* Problem description
Work out how many lines hold the string "热闹非凡". Give that number and nothing more.

* Extracted material

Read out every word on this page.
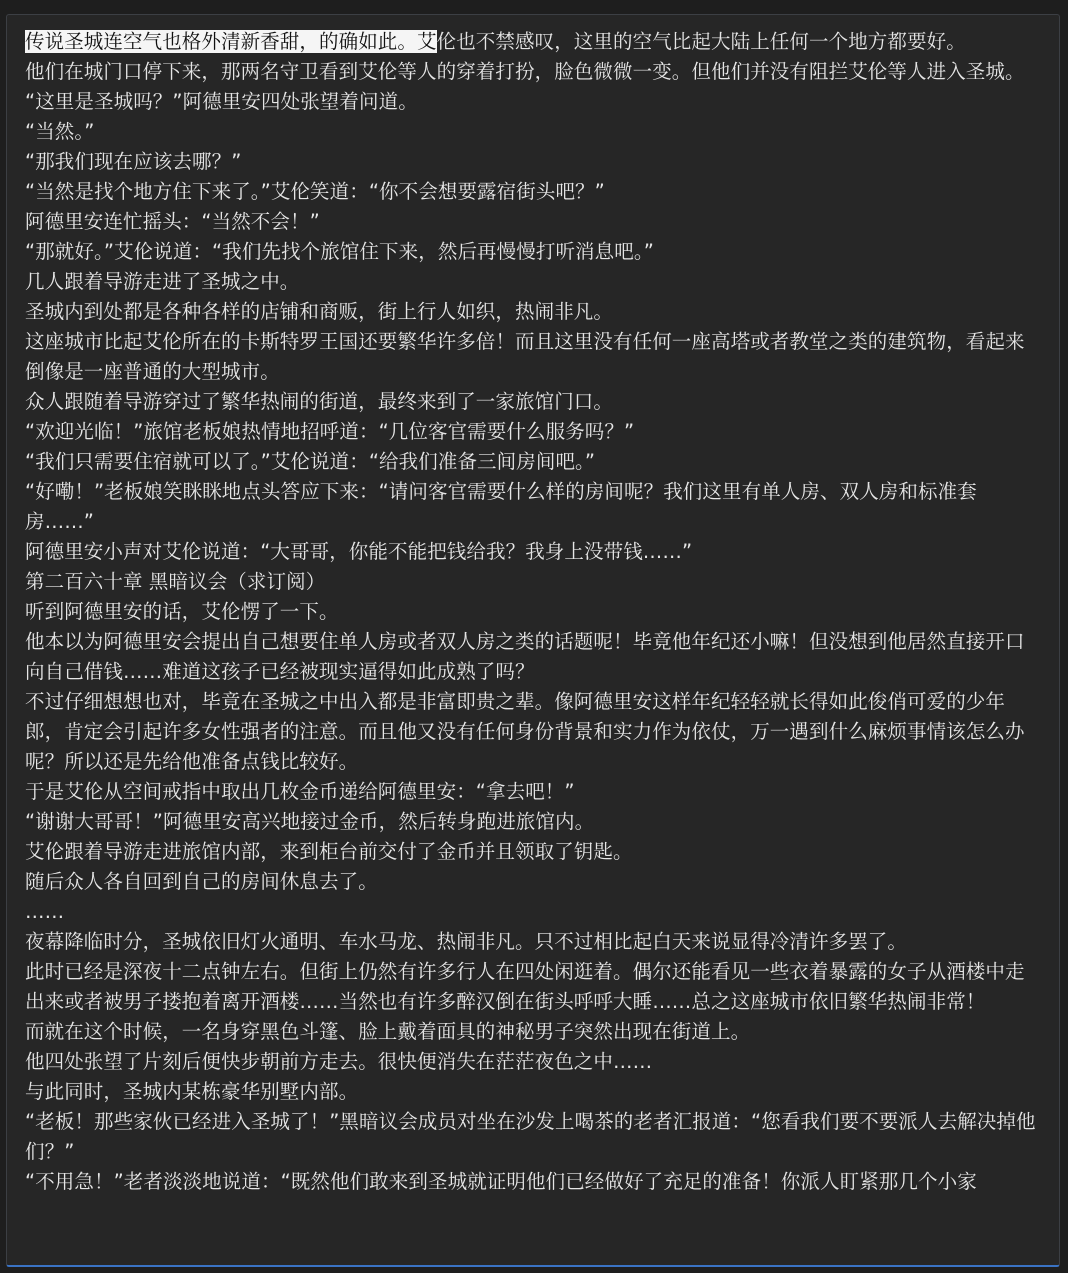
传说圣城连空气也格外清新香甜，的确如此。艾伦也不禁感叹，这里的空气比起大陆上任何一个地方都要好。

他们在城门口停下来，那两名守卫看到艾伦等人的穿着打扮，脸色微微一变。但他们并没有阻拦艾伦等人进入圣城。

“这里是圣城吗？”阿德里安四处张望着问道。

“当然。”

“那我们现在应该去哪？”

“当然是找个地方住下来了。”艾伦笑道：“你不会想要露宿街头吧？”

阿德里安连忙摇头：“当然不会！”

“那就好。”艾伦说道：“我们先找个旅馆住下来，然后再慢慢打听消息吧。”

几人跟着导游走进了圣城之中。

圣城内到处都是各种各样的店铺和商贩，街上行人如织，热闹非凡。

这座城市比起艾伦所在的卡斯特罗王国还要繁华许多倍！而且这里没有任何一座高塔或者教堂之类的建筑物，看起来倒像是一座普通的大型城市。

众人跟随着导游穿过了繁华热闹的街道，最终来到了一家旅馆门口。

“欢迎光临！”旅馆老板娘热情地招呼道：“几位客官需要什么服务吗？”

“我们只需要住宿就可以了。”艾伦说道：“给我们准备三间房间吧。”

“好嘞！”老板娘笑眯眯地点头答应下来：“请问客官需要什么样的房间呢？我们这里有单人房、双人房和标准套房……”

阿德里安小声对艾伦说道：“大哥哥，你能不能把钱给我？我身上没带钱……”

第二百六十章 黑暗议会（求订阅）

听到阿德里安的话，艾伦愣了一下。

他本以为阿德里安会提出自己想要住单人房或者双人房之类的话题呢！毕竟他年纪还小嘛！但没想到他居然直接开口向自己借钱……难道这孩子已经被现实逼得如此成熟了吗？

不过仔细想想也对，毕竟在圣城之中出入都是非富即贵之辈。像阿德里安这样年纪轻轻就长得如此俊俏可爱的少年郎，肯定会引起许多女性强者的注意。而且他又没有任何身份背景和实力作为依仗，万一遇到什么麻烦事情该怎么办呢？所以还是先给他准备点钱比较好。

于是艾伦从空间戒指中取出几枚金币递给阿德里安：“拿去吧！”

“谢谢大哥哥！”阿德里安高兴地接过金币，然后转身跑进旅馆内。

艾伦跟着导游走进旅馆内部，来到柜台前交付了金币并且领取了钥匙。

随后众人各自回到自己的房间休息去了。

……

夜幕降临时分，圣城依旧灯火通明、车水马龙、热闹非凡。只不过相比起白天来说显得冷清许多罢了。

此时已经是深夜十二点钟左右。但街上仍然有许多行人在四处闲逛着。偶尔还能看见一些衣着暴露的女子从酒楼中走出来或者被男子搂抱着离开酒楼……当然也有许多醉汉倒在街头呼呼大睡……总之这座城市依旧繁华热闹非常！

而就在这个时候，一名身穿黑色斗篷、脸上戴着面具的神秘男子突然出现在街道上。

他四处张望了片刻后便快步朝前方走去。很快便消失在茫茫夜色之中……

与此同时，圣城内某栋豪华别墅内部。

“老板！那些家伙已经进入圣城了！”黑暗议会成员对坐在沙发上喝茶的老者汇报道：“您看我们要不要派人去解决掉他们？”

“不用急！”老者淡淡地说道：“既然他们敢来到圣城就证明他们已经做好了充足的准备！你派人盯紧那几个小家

* Reply
2